= Dataset =
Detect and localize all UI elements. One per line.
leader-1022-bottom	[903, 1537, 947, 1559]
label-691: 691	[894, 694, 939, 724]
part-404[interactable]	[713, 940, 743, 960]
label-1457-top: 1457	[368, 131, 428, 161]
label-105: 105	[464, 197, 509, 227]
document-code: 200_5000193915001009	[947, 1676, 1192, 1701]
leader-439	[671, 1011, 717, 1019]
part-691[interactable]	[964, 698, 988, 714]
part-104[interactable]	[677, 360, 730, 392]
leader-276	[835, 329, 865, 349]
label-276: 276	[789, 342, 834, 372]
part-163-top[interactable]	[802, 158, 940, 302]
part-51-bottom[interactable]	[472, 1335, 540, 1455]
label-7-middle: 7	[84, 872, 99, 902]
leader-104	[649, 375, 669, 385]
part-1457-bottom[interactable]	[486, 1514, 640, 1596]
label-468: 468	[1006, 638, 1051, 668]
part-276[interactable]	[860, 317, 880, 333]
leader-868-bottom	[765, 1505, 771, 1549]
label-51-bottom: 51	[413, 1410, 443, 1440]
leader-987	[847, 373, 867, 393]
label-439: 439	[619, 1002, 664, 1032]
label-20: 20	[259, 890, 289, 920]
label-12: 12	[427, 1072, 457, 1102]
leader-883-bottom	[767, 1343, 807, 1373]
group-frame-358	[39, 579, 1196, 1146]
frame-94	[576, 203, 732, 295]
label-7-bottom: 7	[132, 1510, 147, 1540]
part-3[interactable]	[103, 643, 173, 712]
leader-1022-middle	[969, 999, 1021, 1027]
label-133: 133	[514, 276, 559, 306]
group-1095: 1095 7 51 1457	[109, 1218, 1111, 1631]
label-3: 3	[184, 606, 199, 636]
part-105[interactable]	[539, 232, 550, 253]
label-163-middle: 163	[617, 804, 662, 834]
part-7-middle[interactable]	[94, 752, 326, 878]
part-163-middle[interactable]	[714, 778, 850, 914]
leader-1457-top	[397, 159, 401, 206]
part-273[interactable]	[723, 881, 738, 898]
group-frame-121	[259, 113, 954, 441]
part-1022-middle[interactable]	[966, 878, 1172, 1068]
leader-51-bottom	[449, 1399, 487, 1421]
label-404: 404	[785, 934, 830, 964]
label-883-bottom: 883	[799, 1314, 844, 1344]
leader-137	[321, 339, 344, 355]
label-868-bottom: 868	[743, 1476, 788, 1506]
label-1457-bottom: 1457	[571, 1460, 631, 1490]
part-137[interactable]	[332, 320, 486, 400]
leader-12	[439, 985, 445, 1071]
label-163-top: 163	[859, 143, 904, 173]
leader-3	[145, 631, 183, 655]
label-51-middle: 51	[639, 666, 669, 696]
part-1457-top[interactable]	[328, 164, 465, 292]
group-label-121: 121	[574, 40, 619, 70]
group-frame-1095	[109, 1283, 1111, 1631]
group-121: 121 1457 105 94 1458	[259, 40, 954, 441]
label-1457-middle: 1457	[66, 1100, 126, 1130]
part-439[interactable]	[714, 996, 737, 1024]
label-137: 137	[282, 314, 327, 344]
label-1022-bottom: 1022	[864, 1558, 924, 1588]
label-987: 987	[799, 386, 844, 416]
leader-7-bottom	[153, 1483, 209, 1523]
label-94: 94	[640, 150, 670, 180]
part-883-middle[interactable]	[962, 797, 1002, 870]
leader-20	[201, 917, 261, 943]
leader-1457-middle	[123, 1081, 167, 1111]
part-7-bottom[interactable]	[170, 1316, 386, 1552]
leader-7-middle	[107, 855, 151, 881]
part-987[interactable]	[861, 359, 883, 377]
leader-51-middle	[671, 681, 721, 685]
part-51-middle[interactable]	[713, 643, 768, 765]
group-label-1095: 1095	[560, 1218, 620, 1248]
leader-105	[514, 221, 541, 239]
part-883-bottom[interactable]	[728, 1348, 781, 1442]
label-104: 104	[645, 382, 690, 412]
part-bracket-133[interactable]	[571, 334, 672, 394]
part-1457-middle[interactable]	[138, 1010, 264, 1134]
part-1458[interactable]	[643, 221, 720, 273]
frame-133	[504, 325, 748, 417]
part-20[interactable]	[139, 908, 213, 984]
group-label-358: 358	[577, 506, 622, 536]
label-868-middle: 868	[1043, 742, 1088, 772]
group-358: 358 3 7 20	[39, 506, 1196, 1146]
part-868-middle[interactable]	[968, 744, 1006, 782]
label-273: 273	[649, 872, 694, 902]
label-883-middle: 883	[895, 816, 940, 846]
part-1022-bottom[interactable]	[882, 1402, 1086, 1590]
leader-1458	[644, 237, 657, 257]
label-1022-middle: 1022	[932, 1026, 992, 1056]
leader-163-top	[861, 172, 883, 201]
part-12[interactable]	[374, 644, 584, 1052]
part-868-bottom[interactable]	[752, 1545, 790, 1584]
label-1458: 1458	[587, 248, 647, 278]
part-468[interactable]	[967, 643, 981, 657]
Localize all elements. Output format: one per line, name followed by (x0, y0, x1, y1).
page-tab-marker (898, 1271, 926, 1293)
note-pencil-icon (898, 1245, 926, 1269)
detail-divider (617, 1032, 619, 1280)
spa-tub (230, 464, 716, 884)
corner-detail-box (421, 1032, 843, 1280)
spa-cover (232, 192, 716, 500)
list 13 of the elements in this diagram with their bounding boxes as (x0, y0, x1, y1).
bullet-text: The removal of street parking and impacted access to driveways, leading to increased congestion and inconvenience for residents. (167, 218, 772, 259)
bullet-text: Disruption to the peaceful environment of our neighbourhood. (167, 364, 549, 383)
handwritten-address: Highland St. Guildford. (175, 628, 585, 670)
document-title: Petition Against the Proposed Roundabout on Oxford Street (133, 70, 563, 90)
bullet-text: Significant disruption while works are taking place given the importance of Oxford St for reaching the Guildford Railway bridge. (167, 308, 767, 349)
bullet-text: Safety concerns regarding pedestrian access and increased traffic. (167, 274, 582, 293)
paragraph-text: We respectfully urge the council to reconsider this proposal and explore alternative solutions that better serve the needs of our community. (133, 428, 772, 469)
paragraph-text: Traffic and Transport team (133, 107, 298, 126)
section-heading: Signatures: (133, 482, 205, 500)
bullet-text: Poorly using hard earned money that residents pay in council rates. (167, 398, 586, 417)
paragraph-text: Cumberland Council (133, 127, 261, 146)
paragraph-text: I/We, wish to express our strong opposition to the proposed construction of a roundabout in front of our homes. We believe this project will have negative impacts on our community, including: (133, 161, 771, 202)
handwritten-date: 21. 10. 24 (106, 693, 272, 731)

= What you will do =
Copy every line of the material above verbatim, with no changes.

= Response to this exercise =
Detect and localize all UI elements. One per line.
leader-1022-bottom	[903, 1537, 947, 1559]
label-691: 691	[894, 694, 939, 724]
part-404[interactable]	[713, 940, 743, 960]
label-1457-top: 1457	[368, 131, 428, 161]
label-105: 105	[464, 197, 509, 227]
document-code: 200_5000193915001009	[947, 1676, 1192, 1701]
leader-439	[671, 1011, 717, 1019]
part-691[interactable]	[964, 698, 988, 714]
part-104[interactable]	[677, 360, 730, 392]
leader-276	[835, 329, 865, 349]
label-276: 276	[789, 342, 834, 372]
part-163-top[interactable]	[802, 158, 940, 302]
part-51-bottom[interactable]	[472, 1335, 540, 1455]
label-7-middle: 7	[84, 872, 99, 902]
leader-104	[649, 375, 669, 385]
part-1457-bottom[interactable]	[486, 1514, 640, 1596]
label-468: 468	[1006, 638, 1051, 668]
part-276[interactable]	[860, 317, 880, 333]
leader-868-bottom	[765, 1505, 771, 1549]
label-51-bottom: 51	[413, 1410, 443, 1440]
leader-987	[847, 373, 867, 393]
label-439: 439	[619, 1002, 664, 1032]
label-20: 20	[259, 890, 289, 920]
label-12: 12	[427, 1072, 457, 1102]
leader-883-bottom	[767, 1343, 807, 1373]
group-frame-358	[39, 579, 1196, 1146]
frame-94	[576, 203, 732, 295]
label-7-bottom: 7	[132, 1510, 147, 1540]
part-3[interactable]	[103, 643, 173, 712]
leader-1022-middle	[969, 999, 1021, 1027]
label-133: 133	[514, 276, 559, 306]
group-1095: 1095 7 51 1457	[109, 1218, 1111, 1631]
label-3: 3	[184, 606, 199, 636]
part-105[interactable]	[539, 232, 550, 253]
label-163-middle: 163	[617, 804, 662, 834]
part-7-middle[interactable]	[94, 752, 326, 878]
part-163-middle[interactable]	[714, 778, 850, 914]
leader-1457-top	[397, 159, 401, 206]
part-273[interactable]	[723, 881, 738, 898]
group-frame-121	[259, 113, 954, 441]
part-1022-middle[interactable]	[966, 878, 1172, 1068]
leader-51-bottom	[449, 1399, 487, 1421]
label-404: 404	[785, 934, 830, 964]
label-883-bottom: 883	[799, 1314, 844, 1344]
leader-137	[321, 339, 344, 355]
label-868-bottom: 868	[743, 1476, 788, 1506]
label-1457-bottom: 1457	[571, 1460, 631, 1490]
part-137[interactable]	[332, 320, 486, 400]
leader-12	[439, 985, 445, 1071]
label-163-top: 163	[859, 143, 904, 173]
leader-3	[145, 631, 183, 655]
label-51-middle: 51	[639, 666, 669, 696]
part-1457-top[interactable]	[328, 164, 465, 292]
group-label-121: 121	[574, 40, 619, 70]
group-frame-1095	[109, 1283, 1111, 1631]
group-121: 121 1457 105 94 1458	[259, 40, 954, 441]
label-1457-middle: 1457	[66, 1100, 126, 1130]
part-439[interactable]	[714, 996, 737, 1024]
label-137: 137	[282, 314, 327, 344]
label-1022-bottom: 1022	[864, 1558, 924, 1588]
label-987: 987	[799, 386, 844, 416]
leader-7-bottom	[153, 1483, 209, 1523]
label-94: 94	[640, 150, 670, 180]
part-883-middle[interactable]	[962, 797, 1002, 870]
leader-20	[201, 917, 261, 943]
leader-1457-middle	[123, 1081, 167, 1111]
part-7-bottom[interactable]	[170, 1316, 386, 1552]
leader-7-middle	[107, 855, 151, 881]
part-987[interactable]	[861, 359, 883, 377]
leader-51-middle	[671, 681, 721, 685]
part-51-middle[interactable]	[713, 643, 768, 765]
group-label-1095: 1095	[560, 1218, 620, 1248]
leader-105	[514, 221, 541, 239]
part-883-bottom[interactable]	[728, 1348, 781, 1442]
label-104: 104	[645, 382, 690, 412]
part-bracket-133[interactable]	[571, 334, 672, 394]
part-1457-middle[interactable]	[138, 1010, 264, 1134]
part-1458[interactable]	[643, 221, 720, 273]
frame-133	[504, 325, 748, 417]
part-20[interactable]	[139, 908, 213, 984]
group-label-358: 358	[577, 506, 622, 536]
label-868-middle: 868	[1043, 742, 1088, 772]
group-358: 358 3 7 20	[39, 506, 1196, 1146]
part-868-middle[interactable]	[968, 744, 1006, 782]
label-273: 273	[649, 872, 694, 902]
label-883-middle: 883	[895, 816, 940, 846]
part-1022-bottom[interactable]	[882, 1402, 1086, 1590]
leader-1458	[644, 237, 657, 257]
label-1022-middle: 1022	[932, 1026, 992, 1056]
leader-163-top	[861, 172, 883, 201]
part-12[interactable]	[374, 644, 584, 1052]
part-868-bottom[interactable]	[752, 1545, 790, 1584]
label-1458: 1458	[587, 248, 647, 278]
part-468[interactable]	[967, 643, 981, 657]
Localize all elements. Output format: one per line, name followed by (x0, y0, x1, y1).
page-tab-marker (898, 1271, 926, 1293)
note-pencil-icon (898, 1245, 926, 1269)
detail-divider (617, 1032, 619, 1280)
spa-tub (230, 464, 716, 884)
corner-detail-box (421, 1032, 843, 1280)
spa-cover (232, 192, 716, 500)
list 13 of the elements in this diagram with their bounding boxes as (x0, y0, x1, y1).
bullet-text: The removal of street parking and impacted access to driveways, leading to increased congestion and inconvenience for residents. (167, 218, 772, 259)
bullet-text: Disruption to the peaceful environment of our neighbourhood. (167, 364, 549, 383)
handwritten-address: Highland St. Guildford. (175, 628, 585, 670)
document-title: Petition Against the Proposed Roundabout on Oxford Street (133, 70, 563, 90)
bullet-text: Significant disruption while works are taking place given the importance of Oxford St for reaching the Guildford Railway bridge. (167, 308, 767, 349)
bullet-text: Safety concerns regarding pedestrian access and increased traffic. (167, 274, 582, 293)
paragraph-text: We respectfully urge the council to reconsider this proposal and explore alternative solutions that better serve the needs of our community. (133, 428, 772, 469)
paragraph-text: Traffic and Transport team (133, 107, 298, 126)
section-heading: Signatures: (133, 482, 205, 500)
bullet-text: Poorly using hard earned money that residents pay in council rates. (167, 398, 586, 417)
paragraph-text: Cumberland Council (133, 127, 261, 146)
paragraph-text: I/We, wish to express our strong opposition to the proposed construction of a roundabout in front of our homes. We believe this project will have negative impacts on our community, including: (133, 161, 771, 202)
handwritten-date: 21. 10. 24 (106, 693, 272, 731)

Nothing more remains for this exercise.